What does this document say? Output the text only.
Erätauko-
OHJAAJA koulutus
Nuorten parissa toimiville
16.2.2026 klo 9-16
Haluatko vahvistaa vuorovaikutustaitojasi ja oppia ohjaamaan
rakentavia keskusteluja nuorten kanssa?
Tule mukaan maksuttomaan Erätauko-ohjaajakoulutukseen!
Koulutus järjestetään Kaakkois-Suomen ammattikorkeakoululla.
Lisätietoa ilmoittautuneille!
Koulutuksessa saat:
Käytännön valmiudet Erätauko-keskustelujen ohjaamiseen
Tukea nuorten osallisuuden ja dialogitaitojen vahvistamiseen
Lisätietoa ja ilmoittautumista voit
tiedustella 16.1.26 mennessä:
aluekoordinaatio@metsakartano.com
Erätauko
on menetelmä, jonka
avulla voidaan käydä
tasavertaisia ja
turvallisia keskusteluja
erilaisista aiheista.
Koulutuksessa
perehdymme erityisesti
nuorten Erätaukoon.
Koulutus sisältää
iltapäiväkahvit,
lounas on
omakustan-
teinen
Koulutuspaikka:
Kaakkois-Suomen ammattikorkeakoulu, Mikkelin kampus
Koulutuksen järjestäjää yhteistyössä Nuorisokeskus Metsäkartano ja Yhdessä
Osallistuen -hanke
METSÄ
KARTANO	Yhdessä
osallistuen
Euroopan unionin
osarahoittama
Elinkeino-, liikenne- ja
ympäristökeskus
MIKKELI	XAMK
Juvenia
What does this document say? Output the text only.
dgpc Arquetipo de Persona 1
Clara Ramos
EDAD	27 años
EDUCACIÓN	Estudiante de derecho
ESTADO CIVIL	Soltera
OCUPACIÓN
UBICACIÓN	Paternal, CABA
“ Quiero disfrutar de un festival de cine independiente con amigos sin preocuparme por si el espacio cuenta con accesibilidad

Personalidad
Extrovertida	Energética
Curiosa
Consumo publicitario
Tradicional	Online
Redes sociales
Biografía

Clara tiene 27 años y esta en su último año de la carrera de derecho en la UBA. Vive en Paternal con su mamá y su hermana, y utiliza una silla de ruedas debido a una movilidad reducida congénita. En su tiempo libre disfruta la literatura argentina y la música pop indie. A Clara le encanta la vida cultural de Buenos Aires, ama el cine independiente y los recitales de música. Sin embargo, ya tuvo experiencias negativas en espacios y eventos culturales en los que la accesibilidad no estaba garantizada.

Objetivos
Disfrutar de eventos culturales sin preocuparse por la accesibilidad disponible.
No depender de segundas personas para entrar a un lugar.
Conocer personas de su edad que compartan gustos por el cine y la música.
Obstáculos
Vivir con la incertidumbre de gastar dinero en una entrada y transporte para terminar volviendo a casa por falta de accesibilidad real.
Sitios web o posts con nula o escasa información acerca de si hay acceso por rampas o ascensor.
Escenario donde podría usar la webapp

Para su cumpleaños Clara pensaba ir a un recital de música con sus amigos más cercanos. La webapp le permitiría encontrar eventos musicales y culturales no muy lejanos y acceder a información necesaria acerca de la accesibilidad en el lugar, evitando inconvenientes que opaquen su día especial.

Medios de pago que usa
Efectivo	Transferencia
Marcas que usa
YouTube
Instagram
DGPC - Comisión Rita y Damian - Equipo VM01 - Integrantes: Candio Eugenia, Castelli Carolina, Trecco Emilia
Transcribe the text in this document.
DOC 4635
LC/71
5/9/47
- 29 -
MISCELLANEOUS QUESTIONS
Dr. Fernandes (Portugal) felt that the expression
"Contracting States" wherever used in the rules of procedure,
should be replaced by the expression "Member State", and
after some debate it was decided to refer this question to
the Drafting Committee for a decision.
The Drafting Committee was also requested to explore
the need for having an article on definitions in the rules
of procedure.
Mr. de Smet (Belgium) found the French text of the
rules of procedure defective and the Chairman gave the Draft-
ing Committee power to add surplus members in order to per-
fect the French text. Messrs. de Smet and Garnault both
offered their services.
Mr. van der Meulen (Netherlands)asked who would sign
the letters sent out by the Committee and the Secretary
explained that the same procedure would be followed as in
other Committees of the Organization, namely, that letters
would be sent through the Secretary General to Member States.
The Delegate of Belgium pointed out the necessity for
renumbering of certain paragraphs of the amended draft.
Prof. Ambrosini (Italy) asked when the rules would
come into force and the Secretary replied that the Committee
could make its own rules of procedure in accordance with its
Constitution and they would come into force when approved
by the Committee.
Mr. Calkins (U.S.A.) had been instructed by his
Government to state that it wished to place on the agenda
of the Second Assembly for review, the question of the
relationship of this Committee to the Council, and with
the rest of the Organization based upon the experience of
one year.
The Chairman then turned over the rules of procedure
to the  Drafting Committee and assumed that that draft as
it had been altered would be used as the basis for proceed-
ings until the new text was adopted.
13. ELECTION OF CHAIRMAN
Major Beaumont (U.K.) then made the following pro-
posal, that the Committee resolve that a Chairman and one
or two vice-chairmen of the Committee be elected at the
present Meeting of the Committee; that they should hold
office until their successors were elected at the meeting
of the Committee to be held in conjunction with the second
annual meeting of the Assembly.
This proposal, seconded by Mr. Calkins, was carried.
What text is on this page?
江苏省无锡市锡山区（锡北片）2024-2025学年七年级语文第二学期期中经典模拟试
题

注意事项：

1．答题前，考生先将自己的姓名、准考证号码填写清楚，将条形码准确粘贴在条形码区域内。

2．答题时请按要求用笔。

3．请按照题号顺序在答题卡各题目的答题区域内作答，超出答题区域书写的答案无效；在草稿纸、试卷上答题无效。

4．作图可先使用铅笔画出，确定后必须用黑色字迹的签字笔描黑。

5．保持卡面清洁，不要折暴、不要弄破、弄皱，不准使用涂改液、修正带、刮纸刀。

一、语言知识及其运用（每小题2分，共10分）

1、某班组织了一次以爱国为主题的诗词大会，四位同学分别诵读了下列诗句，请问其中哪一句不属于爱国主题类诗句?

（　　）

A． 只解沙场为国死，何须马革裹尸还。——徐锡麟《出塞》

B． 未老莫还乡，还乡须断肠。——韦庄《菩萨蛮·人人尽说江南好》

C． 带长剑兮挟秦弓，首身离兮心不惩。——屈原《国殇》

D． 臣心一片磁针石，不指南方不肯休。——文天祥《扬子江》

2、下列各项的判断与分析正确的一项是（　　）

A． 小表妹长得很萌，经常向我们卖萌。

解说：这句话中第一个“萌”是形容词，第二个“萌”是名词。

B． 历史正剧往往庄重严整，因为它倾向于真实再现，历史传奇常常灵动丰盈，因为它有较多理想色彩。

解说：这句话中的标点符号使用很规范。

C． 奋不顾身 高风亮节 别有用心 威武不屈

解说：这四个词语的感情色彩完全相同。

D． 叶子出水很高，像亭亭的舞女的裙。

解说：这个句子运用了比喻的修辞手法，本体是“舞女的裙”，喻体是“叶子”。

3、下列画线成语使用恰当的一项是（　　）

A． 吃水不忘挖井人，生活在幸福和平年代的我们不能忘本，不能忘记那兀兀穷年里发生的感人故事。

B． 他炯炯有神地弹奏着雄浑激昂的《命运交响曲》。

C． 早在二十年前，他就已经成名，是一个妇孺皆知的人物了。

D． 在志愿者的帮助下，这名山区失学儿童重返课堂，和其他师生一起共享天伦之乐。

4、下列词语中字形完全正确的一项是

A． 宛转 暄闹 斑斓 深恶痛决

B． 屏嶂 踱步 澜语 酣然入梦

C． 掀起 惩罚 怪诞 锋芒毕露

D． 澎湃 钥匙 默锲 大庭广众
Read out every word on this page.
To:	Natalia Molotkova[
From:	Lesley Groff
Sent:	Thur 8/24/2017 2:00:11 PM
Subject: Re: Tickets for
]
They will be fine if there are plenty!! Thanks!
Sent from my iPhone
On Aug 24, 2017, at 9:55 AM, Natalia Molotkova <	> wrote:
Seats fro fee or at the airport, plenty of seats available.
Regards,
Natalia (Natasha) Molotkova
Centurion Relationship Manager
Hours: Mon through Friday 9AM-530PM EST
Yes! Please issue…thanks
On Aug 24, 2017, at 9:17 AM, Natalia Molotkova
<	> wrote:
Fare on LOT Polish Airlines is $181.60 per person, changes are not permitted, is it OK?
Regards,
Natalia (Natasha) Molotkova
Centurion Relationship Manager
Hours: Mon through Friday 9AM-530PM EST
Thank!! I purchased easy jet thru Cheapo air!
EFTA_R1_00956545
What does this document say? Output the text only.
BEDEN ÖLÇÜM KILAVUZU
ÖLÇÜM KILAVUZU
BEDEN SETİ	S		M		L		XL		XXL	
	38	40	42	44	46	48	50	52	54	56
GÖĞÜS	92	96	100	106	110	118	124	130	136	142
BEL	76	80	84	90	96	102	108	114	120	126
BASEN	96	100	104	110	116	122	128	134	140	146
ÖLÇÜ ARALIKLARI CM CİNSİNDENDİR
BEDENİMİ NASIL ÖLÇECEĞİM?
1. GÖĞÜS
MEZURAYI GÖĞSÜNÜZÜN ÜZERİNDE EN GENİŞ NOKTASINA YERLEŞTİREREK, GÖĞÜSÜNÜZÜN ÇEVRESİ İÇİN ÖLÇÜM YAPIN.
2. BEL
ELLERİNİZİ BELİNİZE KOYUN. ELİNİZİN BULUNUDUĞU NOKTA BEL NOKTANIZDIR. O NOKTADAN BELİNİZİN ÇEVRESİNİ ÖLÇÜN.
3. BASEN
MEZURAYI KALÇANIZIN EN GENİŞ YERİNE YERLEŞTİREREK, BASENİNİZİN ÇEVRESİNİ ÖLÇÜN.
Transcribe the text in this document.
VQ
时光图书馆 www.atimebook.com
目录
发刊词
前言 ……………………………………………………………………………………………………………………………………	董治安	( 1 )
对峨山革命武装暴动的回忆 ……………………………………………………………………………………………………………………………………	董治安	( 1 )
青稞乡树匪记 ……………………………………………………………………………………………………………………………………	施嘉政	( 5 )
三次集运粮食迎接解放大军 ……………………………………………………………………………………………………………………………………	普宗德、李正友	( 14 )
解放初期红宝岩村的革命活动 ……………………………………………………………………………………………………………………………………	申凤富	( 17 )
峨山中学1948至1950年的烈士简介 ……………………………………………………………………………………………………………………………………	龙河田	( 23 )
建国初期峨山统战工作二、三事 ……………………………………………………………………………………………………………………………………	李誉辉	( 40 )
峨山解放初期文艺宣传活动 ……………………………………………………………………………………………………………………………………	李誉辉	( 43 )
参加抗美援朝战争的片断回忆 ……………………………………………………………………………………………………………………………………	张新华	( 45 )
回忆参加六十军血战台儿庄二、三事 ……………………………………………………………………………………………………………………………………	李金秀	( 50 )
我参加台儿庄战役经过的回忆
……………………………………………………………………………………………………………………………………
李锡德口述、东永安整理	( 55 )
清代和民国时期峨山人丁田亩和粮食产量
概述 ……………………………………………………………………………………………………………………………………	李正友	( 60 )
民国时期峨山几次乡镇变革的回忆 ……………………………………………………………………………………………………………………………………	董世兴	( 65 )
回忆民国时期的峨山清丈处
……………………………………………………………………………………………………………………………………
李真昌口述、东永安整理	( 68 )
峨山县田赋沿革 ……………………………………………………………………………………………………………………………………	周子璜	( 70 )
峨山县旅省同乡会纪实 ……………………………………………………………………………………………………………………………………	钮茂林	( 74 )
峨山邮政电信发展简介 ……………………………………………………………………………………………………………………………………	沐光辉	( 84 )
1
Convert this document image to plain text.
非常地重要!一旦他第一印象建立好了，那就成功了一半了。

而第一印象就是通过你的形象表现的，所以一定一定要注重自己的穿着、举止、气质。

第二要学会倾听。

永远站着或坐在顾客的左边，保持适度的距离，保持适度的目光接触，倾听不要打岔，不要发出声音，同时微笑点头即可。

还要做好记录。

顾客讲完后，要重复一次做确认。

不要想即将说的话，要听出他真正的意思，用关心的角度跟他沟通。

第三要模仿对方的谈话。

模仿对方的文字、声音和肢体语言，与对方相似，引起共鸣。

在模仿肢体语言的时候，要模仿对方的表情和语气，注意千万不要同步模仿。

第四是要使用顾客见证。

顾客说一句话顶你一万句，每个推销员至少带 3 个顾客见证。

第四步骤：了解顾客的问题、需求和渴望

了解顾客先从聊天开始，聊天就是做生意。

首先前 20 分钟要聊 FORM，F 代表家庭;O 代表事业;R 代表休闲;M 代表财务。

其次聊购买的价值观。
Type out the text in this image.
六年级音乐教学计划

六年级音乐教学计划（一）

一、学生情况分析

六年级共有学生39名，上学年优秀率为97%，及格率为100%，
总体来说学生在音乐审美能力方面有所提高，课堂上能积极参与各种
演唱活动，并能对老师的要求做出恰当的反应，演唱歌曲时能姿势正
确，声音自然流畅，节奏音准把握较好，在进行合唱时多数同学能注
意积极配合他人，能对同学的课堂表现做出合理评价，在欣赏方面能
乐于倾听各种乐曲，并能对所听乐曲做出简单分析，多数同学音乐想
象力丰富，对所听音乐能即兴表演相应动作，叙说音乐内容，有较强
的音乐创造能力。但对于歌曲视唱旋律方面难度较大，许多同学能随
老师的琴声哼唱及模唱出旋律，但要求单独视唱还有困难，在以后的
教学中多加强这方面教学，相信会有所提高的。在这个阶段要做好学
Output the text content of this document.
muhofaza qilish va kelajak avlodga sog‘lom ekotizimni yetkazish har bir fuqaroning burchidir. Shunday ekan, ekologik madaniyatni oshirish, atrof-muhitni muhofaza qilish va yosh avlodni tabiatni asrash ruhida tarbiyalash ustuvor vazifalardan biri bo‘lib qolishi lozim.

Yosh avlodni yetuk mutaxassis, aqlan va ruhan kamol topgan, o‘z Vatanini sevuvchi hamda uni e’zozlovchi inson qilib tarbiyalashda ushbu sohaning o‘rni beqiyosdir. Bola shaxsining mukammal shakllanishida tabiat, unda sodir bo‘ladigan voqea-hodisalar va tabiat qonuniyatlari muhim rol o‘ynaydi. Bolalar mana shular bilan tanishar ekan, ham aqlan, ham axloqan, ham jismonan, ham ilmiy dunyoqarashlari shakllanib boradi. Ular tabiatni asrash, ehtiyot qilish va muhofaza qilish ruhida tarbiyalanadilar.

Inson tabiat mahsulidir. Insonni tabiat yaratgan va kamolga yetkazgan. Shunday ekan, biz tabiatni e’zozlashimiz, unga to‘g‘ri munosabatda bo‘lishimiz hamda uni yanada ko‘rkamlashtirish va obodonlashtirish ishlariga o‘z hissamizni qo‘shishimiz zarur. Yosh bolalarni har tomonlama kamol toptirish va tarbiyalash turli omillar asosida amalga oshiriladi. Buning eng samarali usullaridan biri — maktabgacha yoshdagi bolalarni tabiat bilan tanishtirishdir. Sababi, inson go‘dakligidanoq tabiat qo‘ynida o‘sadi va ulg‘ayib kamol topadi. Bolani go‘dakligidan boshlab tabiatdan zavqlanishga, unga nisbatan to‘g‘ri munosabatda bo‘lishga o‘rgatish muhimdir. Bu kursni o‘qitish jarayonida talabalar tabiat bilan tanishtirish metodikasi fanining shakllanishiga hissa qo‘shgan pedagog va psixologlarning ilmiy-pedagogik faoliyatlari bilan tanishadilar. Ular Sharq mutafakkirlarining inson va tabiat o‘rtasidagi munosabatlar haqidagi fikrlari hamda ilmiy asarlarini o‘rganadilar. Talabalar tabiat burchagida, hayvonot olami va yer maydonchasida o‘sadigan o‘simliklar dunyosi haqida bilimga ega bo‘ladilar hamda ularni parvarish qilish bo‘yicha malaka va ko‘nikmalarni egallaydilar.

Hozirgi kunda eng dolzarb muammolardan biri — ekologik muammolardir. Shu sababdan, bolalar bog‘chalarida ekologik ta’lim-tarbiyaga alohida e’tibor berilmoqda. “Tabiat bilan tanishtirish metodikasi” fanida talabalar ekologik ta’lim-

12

************

WHAT IS EXPECTED:
Go through the material and select each line with the string "Paternal" in it.

RESPONSE TO THIS TASK:
UBICACIÓN	Paternal, CABA
Clara tiene 27 años y esta en su último año de la carrera de derecho en la UBA. Vive en Paternal con su mamá y su hermana, y utiliza una silla de ruedas debido a una movilidad reducida congénita. En su tiempo libre disfruta la literatura argentina y la música pop indie. A Clara le encanta la vida cultural de Buenos Aires, ama el cine independiente y los recitales de música. Sin embargo, ya tuvo experiencias negativas en espacios y eventos culturales en los que la accesibilidad no estaba garantizada.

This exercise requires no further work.